*WORK TO DO*: Return the listing below verbatim. Pictures do not belong in the copy.

Recorded data:
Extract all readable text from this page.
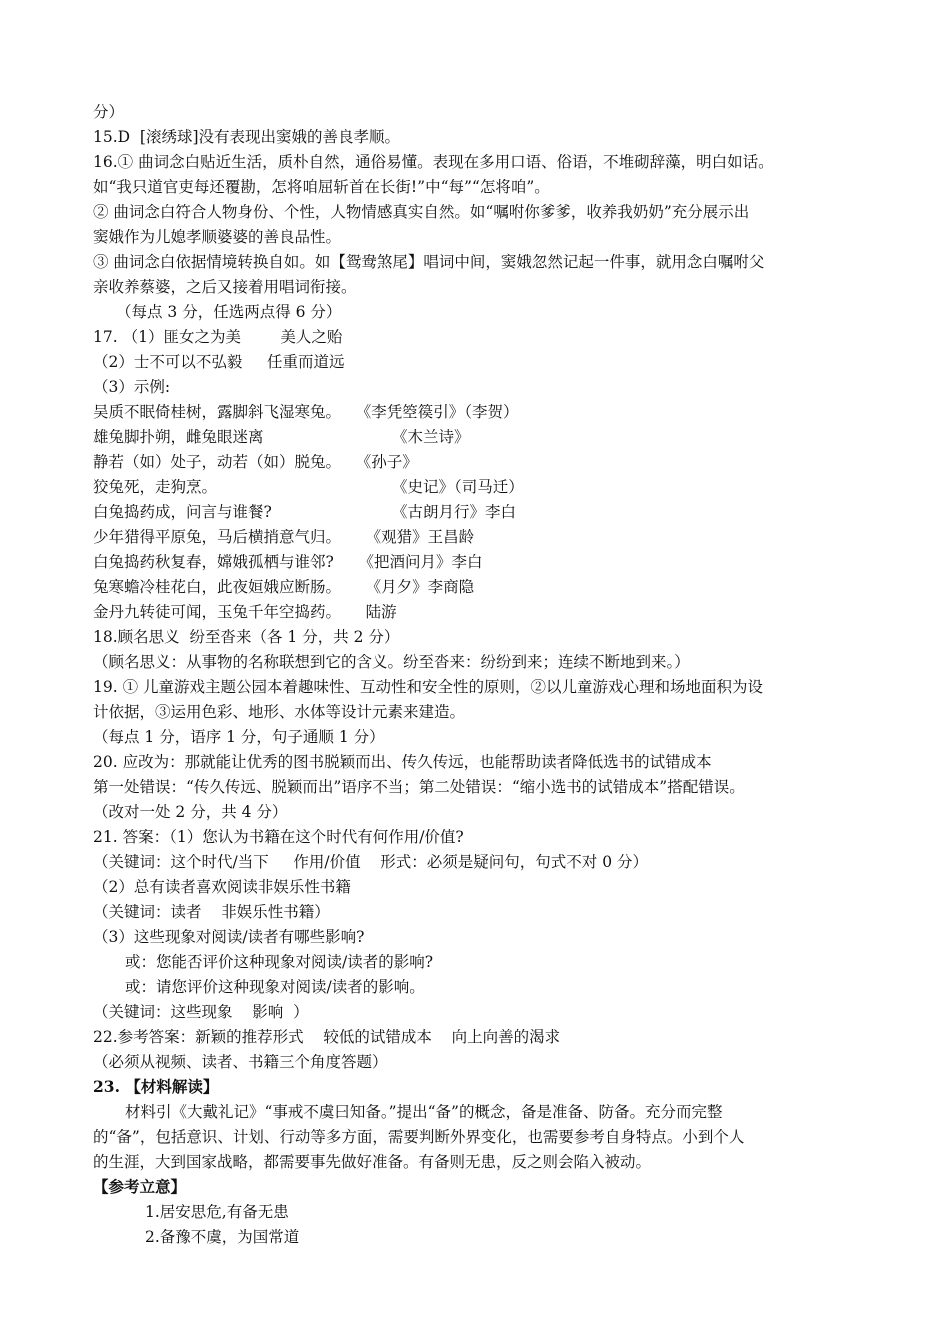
分）
15.D  [滚绣球]没有表现出窦娥的善良孝顺。
16.① 曲词念白贴近生活，质朴自然，通俗易懂。表现在多用口语、俗语，不堆砌辞藻，明白如话。
如“我只道官吏每还覆勘，怎将咱屈斩首在长街!”中“每”“怎将咱”。
② 曲词念白符合人物身份、个性，人物情感真实自然。如“嘱咐你爹爹，收养我奶奶”充分展示出
窦娥作为儿媳孝顺婆婆的善良品性。
③ 曲词念白依据情境转换自如。如【鸳鸯煞尾】唱词中间，窦娥忽然记起一件事，就用念白嘱咐父
亲收养蔡婆，之后又接着用唱词衔接。
（每点 3 分，任选两点得 6 分）
17. （1）匪女之为美        美人之贻
（2）士不可以不弘毅     任重而道远
（3）示例:
吴质不眠倚桂树，露脚斜飞湿寒兔。   《李凭箜篌引》（李贺）
雄兔脚扑朔，雌兔眼迷离	《木兰诗》
静若（如）处子，动若（如）脱兔。   《孙子》
狡兔死，走狗烹。	《史记》（司马迁）
白兔捣药成，问言与谁餐?	《古朗月行》李白
少年猎得平原兔，马后横捎意气归。     《观猎》王昌龄
白兔捣药秋复春，嫦娥孤栖与谁邻?     《把酒问月》李白
兔寒蟾冷桂花白，此夜姮娥应断肠。     《月夕》李商隐
金丹九转徒可闻，玉兔千年空捣药。     陆游
18.顾名思义  纷至沓来（各 1 分，共 2 分）
（顾名思义：从事物的名称联想到它的含义。纷至沓来：纷纷到来；连续不断地到来。）
19. ① 儿童游戏主题公园本着趣味性、互动性和安全性的原则，②以儿童游戏心理和场地面积为设
计依据，③运用色彩、地形、水体等设计元素来建造。
（每点 1 分，语序 1 分，句子通顺 1 分）
20. 应改为：那就能让优秀的图书脱颖而出、传久传远，也能帮助读者降低选书的试错成本
第一处错误：“传久传远、脱颖而出”语序不当；第二处错误：“缩小选书的试错成本”搭配错误。
（改对一处 2 分，共 4 分）
21. 答案：（1）您认为书籍在这个时代有何作用/价值?
（关键词：这个时代/当下     作用/价值    形式：必须是疑问句，句式不对 0 分）
（2）总有读者喜欢阅读非娱乐性书籍
（关键词：读者    非娱乐性书籍）
（3）这些现象对阅读/读者有哪些影响?
或：您能否评价这种现象对阅读/读者的影响?
或：请您评价这种现象对阅读/读者的影响。
（关键词：这些现象    影响  ）
22.参考答案：新颖的推荐形式    较低的试错成本    向上向善的渴求
（必须从视频、读者、书籍三个角度答题）
23. 【材料解读】
材料引《大戴礼记》“事戒不虞曰知备。”提出“备”的概念，备是准备、防备。充分而完整
的“备”，包括意识、计划、行动等多方面，需要判断外界变化，也需要参考自身特点。小到个人
的生涯，大到国家战略，都需要事先做好准备。有备则无患，反之则会陷入被动。
【参考立意】
1.居安思危,有备无患
2.备豫不虞，为国常道
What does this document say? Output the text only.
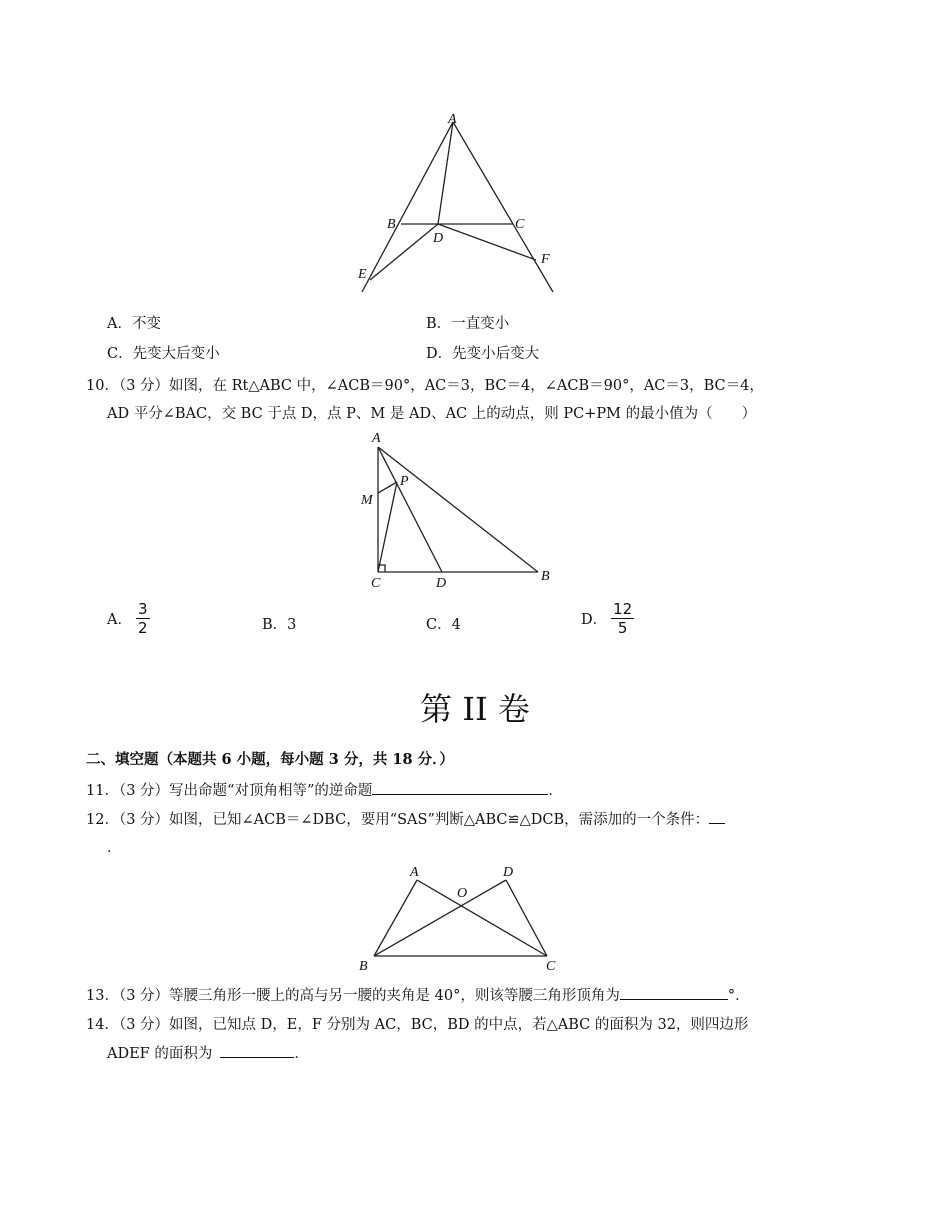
A
B	C
D
E
F
A．不变	B．一直变小
C．先变大后变小	D．先变小后变大
10．（3 分）如图，在 Rt△ABC 中，∠ACB＝90°，AC＝3，BC＝4，∠ACB＝90°，AC＝3，BC＝4，
AD 平分∠BAC，交 BC 于点 D，点 P、M 是 AD、AC 上的动点，则 PC+PM 的最小值为（　　）
A
P
M
C	D	B
A． $\frac{3}{2}$	B．3	C．4	D． $\frac{12}{5}$
第 II 卷
二、填空题（本题共 6 小题，每小题 3 分，共 18 分．）
11．（3 分）写出命题“对顶角相等”的逆命题	．
12．（3 分）如图，已知∠ACB＝∠DBC，要用“SAS”判断△ABC≌△DCB，需添加的一个条件：
．
A	D
O
B	C
13．（3 分）等腰三角形一腰上的高与另一腰的夹角是 40°，则该等腰三角形顶角为	°．
14．（3 分）如图，已知点 D，E，F 分别为 AC，BC，BD 的中点，若△ABC 的面积为 32，则四边形
ADEF 的面积为	．
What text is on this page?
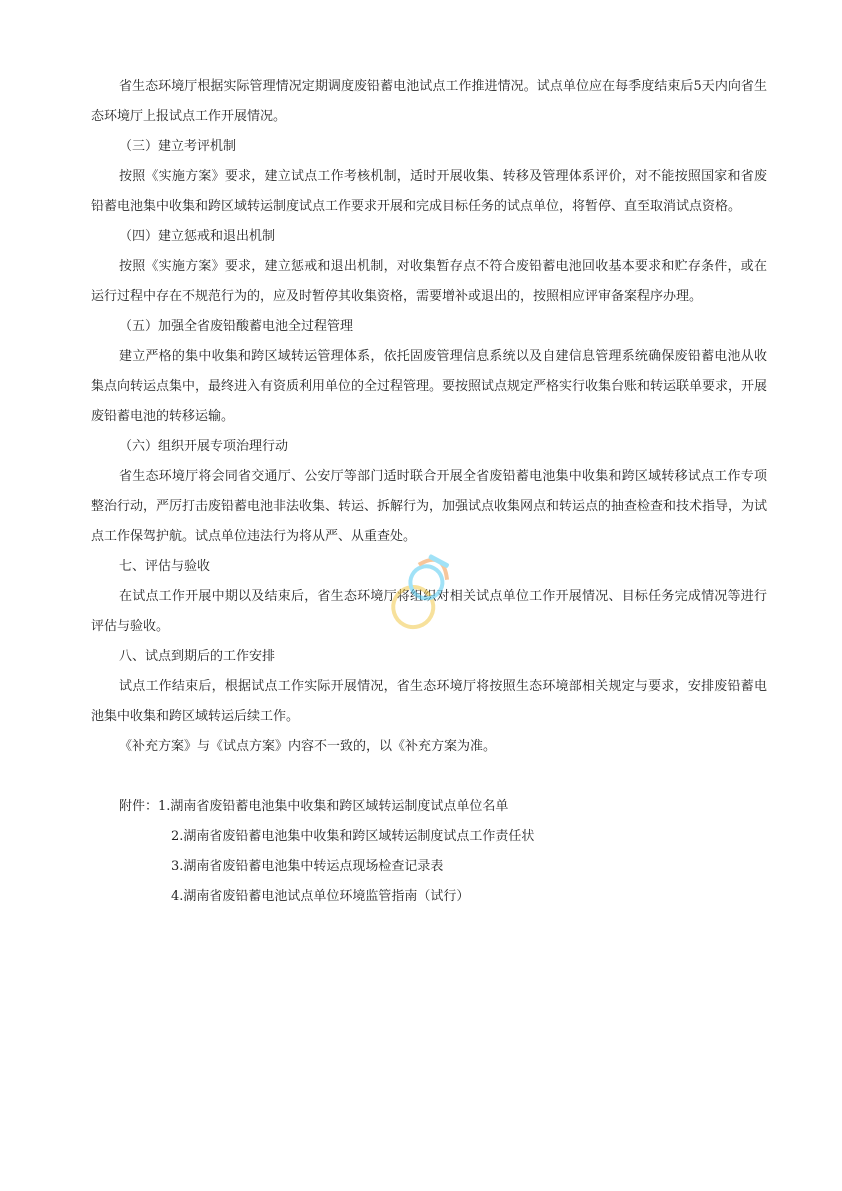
省生态环境厅根据实际管理情况定期调度废铅蓄电池试点工作推进情况。试点单位应在每季度结束后5天内向省生态环境厅上报试点工作开展情况。

（三）建立考评机制

按照《实施方案》要求，建立试点工作考核机制，适时开展收集、转移及管理体系评价，对不能按照国家和省废铅蓄电池集中收集和跨区域转运制度试点工作要求开展和完成目标任务的试点单位，将暂停、直至取消试点资格。

（四）建立惩戒和退出机制

按照《实施方案》要求，建立惩戒和退出机制，对收集暂存点不符合废铅蓄电池回收基本要求和贮存条件，或在运行过程中存在不规范行为的，应及时暂停其收集资格，需要增补或退出的，按照相应评审备案程序办理。

（五）加强全省废铅酸蓄电池全过程管理

建立严格的集中收集和跨区域转运管理体系，依托固废管理信息系统以及自建信息管理系统确保废铅蓄电池从收集点向转运点集中，最终进入有资质利用单位的全过程管理。要按照试点规定严格实行收集台账和转运联单要求，开展废铅蓄电池的转移运输。

（六）组织开展专项治理行动

省生态环境厅将会同省交通厅、公安厅等部门适时联合开展全省废铅蓄电池集中收集和跨区域转移试点工作专项整治行动，严厉打击废铅蓄电池非法收集、转运、拆解行为，加强试点收集网点和转运点的抽查检查和技术指导，为试点工作保驾护航。试点单位违法行为将从严、从重查处。

七、评估与验收

在试点工作开展中期以及结束后，省生态环境厅将组织对相关试点单位工作开展情况、目标任务完成情况等进行评估与验收。

八、试点到期后的工作安排

试点工作结束后，根据试点工作实际开展情况，省生态环境厅将按照生态环境部相关规定与要求，安排废铅蓄电池集中收集和跨区域转运后续工作。

《补充方案》与《试点方案》内容不一致的，以《补充方案为准。

附件：1.湖南省废铅蓄电池集中收集和跨区域转运制度试点单位名单

2.湖南省废铅蓄电池集中收集和跨区域转运制度试点工作责任状

3.湖南省废铅蓄电池集中转运点现场检查记录表

4.湖南省废铅蓄电池试点单位环境监管指南（试行）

*WORKED ANSWER*:
Extract all readable text from this page.
分）
15.D  [滚绣球]没有表现出窦娥的善良孝顺。
16.① 曲词念白贴近生活，质朴自然，通俗易懂。表现在多用口语、俗语，不堆砌辞藻，明白如话。
如“我只道官吏每还覆勘，怎将咱屈斩首在长街!”中“每”“怎将咱”。
② 曲词念白符合人物身份、个性，人物情感真实自然。如“嘱咐你爹爹，收养我奶奶”充分展示出
窦娥作为儿媳孝顺婆婆的善良品性。
③ 曲词念白依据情境转换自如。如【鸳鸯煞尾】唱词中间，窦娥忽然记起一件事，就用念白嘱咐父
亲收养蔡婆，之后又接着用唱词衔接。
（每点 3 分，任选两点得 6 分）
17. （1）匪女之为美        美人之贻
（2）士不可以不弘毅     任重而道远
（3）示例:
吴质不眠倚桂树，露脚斜飞湿寒兔。   《李凭箜篌引》（李贺）
雄兔脚扑朔，雌兔眼迷离	《木兰诗》
静若（如）处子，动若（如）脱兔。   《孙子》
狡兔死，走狗烹。	《史记》（司马迁）
白兔捣药成，问言与谁餐?	《古朗月行》李白
少年猎得平原兔，马后横捎意气归。     《观猎》王昌龄
白兔捣药秋复春，嫦娥孤栖与谁邻?     《把酒问月》李白
兔寒蟾冷桂花白，此夜姮娥应断肠。     《月夕》李商隐
金丹九转徒可闻，玉兔千年空捣药。     陆游
18.顾名思义  纷至沓来（各 1 分，共 2 分）
（顾名思义：从事物的名称联想到它的含义。纷至沓来：纷纷到来；连续不断地到来。）
19. ① 儿童游戏主题公园本着趣味性、互动性和安全性的原则，②以儿童游戏心理和场地面积为设
计依据，③运用色彩、地形、水体等设计元素来建造。
（每点 1 分，语序 1 分，句子通顺 1 分）
20. 应改为：那就能让优秀的图书脱颖而出、传久传远，也能帮助读者降低选书的试错成本
第一处错误：“传久传远、脱颖而出”语序不当；第二处错误：“缩小选书的试错成本”搭配错误。
（改对一处 2 分，共 4 分）
21. 答案：（1）您认为书籍在这个时代有何作用/价值?
（关键词：这个时代/当下     作用/价值    形式：必须是疑问句，句式不对 0 分）
（2）总有读者喜欢阅读非娱乐性书籍
（关键词：读者    非娱乐性书籍）
（3）这些现象对阅读/读者有哪些影响?
或：您能否评价这种现象对阅读/读者的影响?
或：请您评价这种现象对阅读/读者的影响。
（关键词：这些现象    影响  ）
22.参考答案：新颖的推荐形式    较低的试错成本    向上向善的渴求
（必须从视频、读者、书籍三个角度答题）
23. 【材料解读】
材料引《大戴礼记》“事戒不虞曰知备。”提出“备”的概念，备是准备、防备。充分而完整
的“备”，包括意识、计划、行动等多方面，需要判断外界变化，也需要参考自身特点。小到个人
的生涯，大到国家战略，都需要事先做好准备。有备则无患，反之则会陷入被动。
【参考立意】
1.居安思危,有备无患
2.备豫不虞，为国常道
What does this document say? Output the text only.
A
B	C
D
E
F
A．不变	B．一直变小
C．先变大后变小	D．先变小后变大
10．（3 分）如图，在 Rt△ABC 中，∠ACB＝90°，AC＝3，BC＝4，∠ACB＝90°，AC＝3，BC＝4，
AD 平分∠BAC，交 BC 于点 D，点 P、M 是 AD、AC 上的动点，则 PC+PM 的最小值为（　　）
A
P
M
C	D	B
A． $\frac{3}{2}$	B．3	C．4	D． $\frac{12}{5}$
第 II 卷
二、填空题（本题共 6 小题，每小题 3 分，共 18 分．）
11．（3 分）写出命题“对顶角相等”的逆命题	．
12．（3 分）如图，已知∠ACB＝∠DBC，要用“SAS”判断△ABC≌△DCB，需添加的一个条件：
．
A	D
O
B	C
13．（3 分）等腰三角形一腰上的高与另一腰的夹角是 40°，则该等腰三角形顶角为	°．
14．（3 分）如图，已知点 D，E，F 分别为 AC，BC，BD 的中点，若△ABC 的面积为 32，则四边形
ADEF 的面积为	．
What text is on this page?
省生态环境厅根据实际管理情况定期调度废铅蓄电池试点工作推进情况。试点单位应在每季度结束后5天内向省生态环境厅上报试点工作开展情况。

（三）建立考评机制

按照《实施方案》要求，建立试点工作考核机制，适时开展收集、转移及管理体系评价，对不能按照国家和省废铅蓄电池集中收集和跨区域转运制度试点工作要求开展和完成目标任务的试点单位，将暂停、直至取消试点资格。

（四）建立惩戒和退出机制

按照《实施方案》要求，建立惩戒和退出机制，对收集暂存点不符合废铅蓄电池回收基本要求和贮存条件，或在运行过程中存在不规范行为的，应及时暂停其收集资格，需要增补或退出的，按照相应评审备案程序办理。

（五）加强全省废铅酸蓄电池全过程管理

建立严格的集中收集和跨区域转运管理体系，依托固废管理信息系统以及自建信息管理系统确保废铅蓄电池从收集点向转运点集中，最终进入有资质利用单位的全过程管理。要按照试点规定严格实行收集台账和转运联单要求，开展废铅蓄电池的转移运输。

（六）组织开展专项治理行动

省生态环境厅将会同省交通厅、公安厅等部门适时联合开展全省废铅蓄电池集中收集和跨区域转移试点工作专项整治行动，严厉打击废铅蓄电池非法收集、转运、拆解行为，加强试点收集网点和转运点的抽查检查和技术指导，为试点工作保驾护航。试点单位违法行为将从严、从重查处。

七、评估与验收

在试点工作开展中期以及结束后，省生态环境厅将组织对相关试点单位工作开展情况、目标任务完成情况等进行评估与验收。

八、试点到期后的工作安排

试点工作结束后，根据试点工作实际开展情况，省生态环境厅将按照生态环境部相关规定与要求，安排废铅蓄电池集中收集和跨区域转运后续工作。

《补充方案》与《试点方案》内容不一致的，以《补充方案为准。

附件：1.湖南省废铅蓄电池集中收集和跨区域转运制度试点单位名单

2.湖南省废铅蓄电池集中收集和跨区域转运制度试点工作责任状

3.湖南省废铅蓄电池集中转运点现场检查记录表

4.湖南省废铅蓄电池试点单位环境监管指南（试行）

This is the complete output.